Work required: Make a verbatim copy of the entries below; pictures stay out.

Supplied material:
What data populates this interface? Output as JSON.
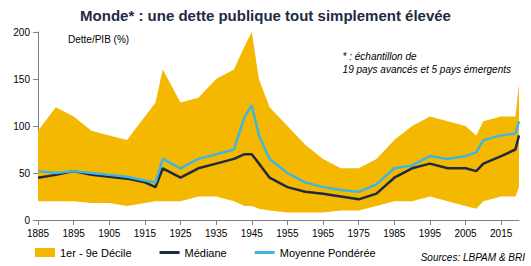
{
  "chart_data": {
    "type": "line",
    "title": "Monde* : une dette publique tout simplement élevée",
    "y_label": "Dette/PIB (%)",
    "annotation": "* : échantillon de\n19 pays avancés et 5 pays émergents",
    "source": "Sources: LBPAM & BRI",
    "x": [
      1885,
      1890,
      1895,
      1900,
      1905,
      1910,
      1915,
      1918,
      1920,
      1925,
      1930,
      1935,
      1940,
      1943,
      1945,
      1947,
      1950,
      1955,
      1960,
      1965,
      1970,
      1975,
      1980,
      1985,
      1990,
      1995,
      2000,
      2005,
      2008,
      2010,
      2015,
      2019,
      2020
    ],
    "xlim": [
      1885,
      2020
    ],
    "xticks": [
      1885,
      1895,
      1905,
      1915,
      1925,
      1935,
      1945,
      1955,
      1965,
      1975,
      1985,
      1995,
      2005,
      2015
    ],
    "ylim": [
      0,
      200
    ],
    "yticks": [
      0,
      50,
      100,
      150,
      200
    ],
    "grid": false,
    "legend": "bottom",
    "series": [
      {
        "name": "1er - 9e Décile",
        "type": "band",
        "color": "#f5b800",
        "lower": [
          20,
          20,
          20,
          18,
          18,
          15,
          18,
          20,
          20,
          20,
          25,
          25,
          20,
          15,
          15,
          12,
          10,
          8,
          8,
          8,
          10,
          10,
          15,
          20,
          20,
          25,
          20,
          15,
          12,
          20,
          25,
          25,
          35
        ],
        "upper": [
          95,
          120,
          110,
          95,
          90,
          85,
          110,
          125,
          160,
          125,
          130,
          150,
          160,
          185,
          200,
          150,
          120,
          100,
          80,
          65,
          55,
          55,
          65,
          85,
          100,
          110,
          105,
          100,
          90,
          105,
          110,
          110,
          145
        ]
      },
      {
        "name": "Médiane",
        "type": "line",
        "color": "#1f2a44",
        "values": [
          45,
          48,
          52,
          48,
          46,
          44,
          40,
          35,
          55,
          45,
          55,
          60,
          65,
          70,
          70,
          60,
          45,
          35,
          30,
          28,
          25,
          22,
          28,
          45,
          55,
          60,
          55,
          55,
          52,
          60,
          68,
          75,
          90
        ]
      },
      {
        "name": "Moyenne Pondérée",
        "type": "line",
        "color": "#3fb6e0",
        "values": [
          52,
          50,
          52,
          50,
          48,
          46,
          42,
          40,
          65,
          55,
          65,
          70,
          75,
          110,
          122,
          90,
          65,
          50,
          40,
          35,
          32,
          30,
          38,
          55,
          58,
          68,
          65,
          68,
          72,
          85,
          90,
          92,
          105
        ]
      }
    ]
  }
}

Result of this exercise:
What data populates this interface? Output as JSON.
{
  "chart_data": {
    "type": "line",
    "title": "Monde* : une dette publique tout simplement élevée",
    "y_label": "Dette/PIB (%)",
    "annotation": "* : échantillon de\n19 pays avancés et 5 pays émergents",
    "source": "Sources: LBPAM & BRI",
    "x": [
      1885,
      1890,
      1895,
      1900,
      1905,
      1910,
      1915,
      1918,
      1920,
      1925,
      1930,
      1935,
      1940,
      1943,
      1945,
      1947,
      1950,
      1955,
      1960,
      1965,
      1970,
      1975,
      1980,
      1985,
      1990,
      1995,
      2000,
      2005,
      2008,
      2010,
      2015,
      2019,
      2020
    ],
    "xlim": [
      1885,
      2020
    ],
    "xticks": [
      1885,
      1895,
      1905,
      1915,
      1925,
      1935,
      1945,
      1955,
      1965,
      1975,
      1985,
      1995,
      2005,
      2015
    ],
    "ylim": [
      0,
      200
    ],
    "yticks": [
      0,
      50,
      100,
      150,
      200
    ],
    "grid": false,
    "legend": "bottom",
    "series": [
      {
        "name": "1er - 9e Décile",
        "type": "band",
        "color": "#f5b800",
        "lower": [
          20,
          20,
          20,
          18,
          18,
          15,
          18,
          20,
          20,
          20,
          25,
          25,
          20,
          15,
          15,
          12,
          10,
          8,
          8,
          8,
          10,
          10,
          15,
          20,
          20,
          25,
          20,
          15,
          12,
          20,
          25,
          25,
          35
        ],
        "upper": [
          95,
          120,
          110,
          95,
          90,
          85,
          110,
          125,
          160,
          125,
          130,
          150,
          160,
          185,
          200,
          150,
          120,
          100,
          80,
          65,
          55,
          55,
          65,
          85,
          100,
          110,
          105,
          100,
          90,
          105,
          110,
          110,
          145
        ]
      },
      {
        "name": "Médiane",
        "type": "line",
        "color": "#1f2a44",
        "values": [
          45,
          48,
          52,
          48,
          46,
          44,
          40,
          35,
          55,
          45,
          55,
          60,
          65,
          70,
          70,
          60,
          45,
          35,
          30,
          28,
          25,
          22,
          28,
          45,
          55,
          60,
          55,
          55,
          52,
          60,
          68,
          75,
          90
        ]
      },
      {
        "name": "Moyenne Pondérée",
        "type": "line",
        "color": "#3fb6e0",
        "values": [
          52,
          50,
          52,
          50,
          48,
          46,
          42,
          40,
          65,
          55,
          65,
          70,
          75,
          110,
          122,
          90,
          65,
          50,
          40,
          35,
          32,
          30,
          38,
          55,
          58,
          68,
          65,
          68,
          72,
          85,
          90,
          92,
          105
        ]
      }
    ]
  }
}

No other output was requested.